• [BRIEF]
Go through the listing and copy each line with the string "Habitat".

• [DATA LINES]
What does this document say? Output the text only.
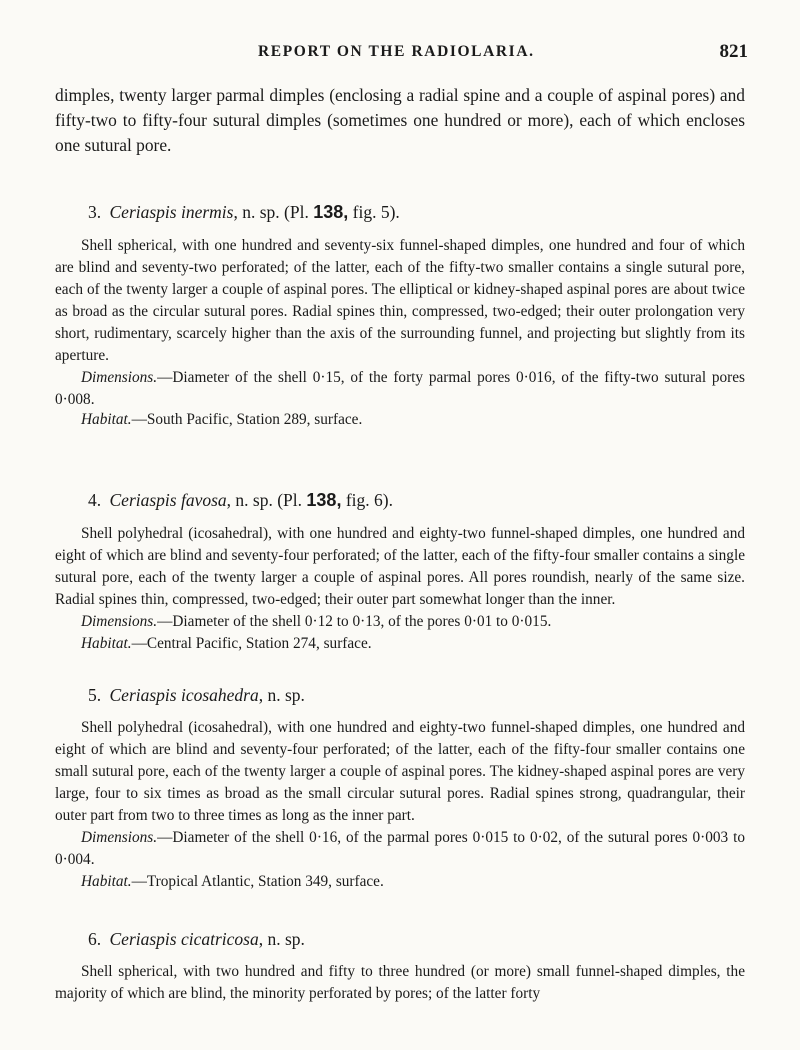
REPORT ON THE RADIOLARIA.	821

dimples, twenty larger parmal dimples (enclosing a radial spine and a couple of aspinal pores) and fifty-two to fifty-four sutural dimples (sometimes one hundred or more), each of which encloses one sutural pore.

3. Ceriaspis inermis, n. sp. (Pl. 138, fig. 5).

Shell spherical, with one hundred and seventy-six funnel-shaped dimples, one hundred and four of which are blind and seventy-two perforated; of the latter, each of the fifty-two smaller contains a single sutural pore, each of the twenty larger a couple of aspinal pores. The elliptical or kidney-shaped aspinal pores are about twice as broad as the circular sutural pores. Radial spines thin, compressed, two-edged; their outer prolongation very short, rudimentary, scarcely higher than the axis of the surrounding funnel, and projecting but slightly from its aperture.

Dimensions.—Diameter of the shell 0·15, of the forty parmal pores 0·016, of the fifty-two sutural pores 0·008.

Habitat.—South Pacific, Station 289, surface.

4. Ceriaspis favosa, n. sp. (Pl. 138, fig. 6).

Shell polyhedral (icosahedral), with one hundred and eighty-two funnel-shaped dimples, one hundred and eight of which are blind and seventy-four perforated; of the latter, each of the fifty-four smaller contains a single sutural pore, each of the twenty larger a couple of aspinal pores. All pores roundish, nearly of the same size. Radial spines thin, compressed, two-edged; their outer part somewhat longer than the inner.

Dimensions.—Diameter of the shell 0·12 to 0·13, of the pores 0·01 to 0·015.

Habitat.—Central Pacific, Station 274, surface.

5. Ceriaspis icosahedra, n. sp.

Shell polyhedral (icosahedral), with one hundred and eighty-two funnel-shaped dimples, one hundred and eight of which are blind and seventy-four perforated; of the latter, each of the fifty-four smaller contains one small sutural pore, each of the twenty larger a couple of aspinal pores. The kidney-shaped aspinal pores are very large, four to six times as broad as the small circular sutural pores. Radial spines strong, quadrangular, their outer part from two to three times as long as the inner part.

Dimensions.—Diameter of the shell 0·16, of the parmal pores 0·015 to 0·02, of the sutural pores 0·003 to 0·004.

Habitat.—Tropical Atlantic, Station 349, surface.

6. Ceriaspis cicatricosa, n. sp.

Shell spherical, with two hundred and fifty to three hundred (or more) small funnel-shaped dimples, the majority of which are blind, the minority perforated by pores; of the latter forty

• [SOLUTION FOR THIS EXERCISE]
Habitat.—South Pacific, Station 289, surface.
Habitat.—Central Pacific, Station 274, surface.
Habitat.—Tropical Atlantic, Station 349, surface.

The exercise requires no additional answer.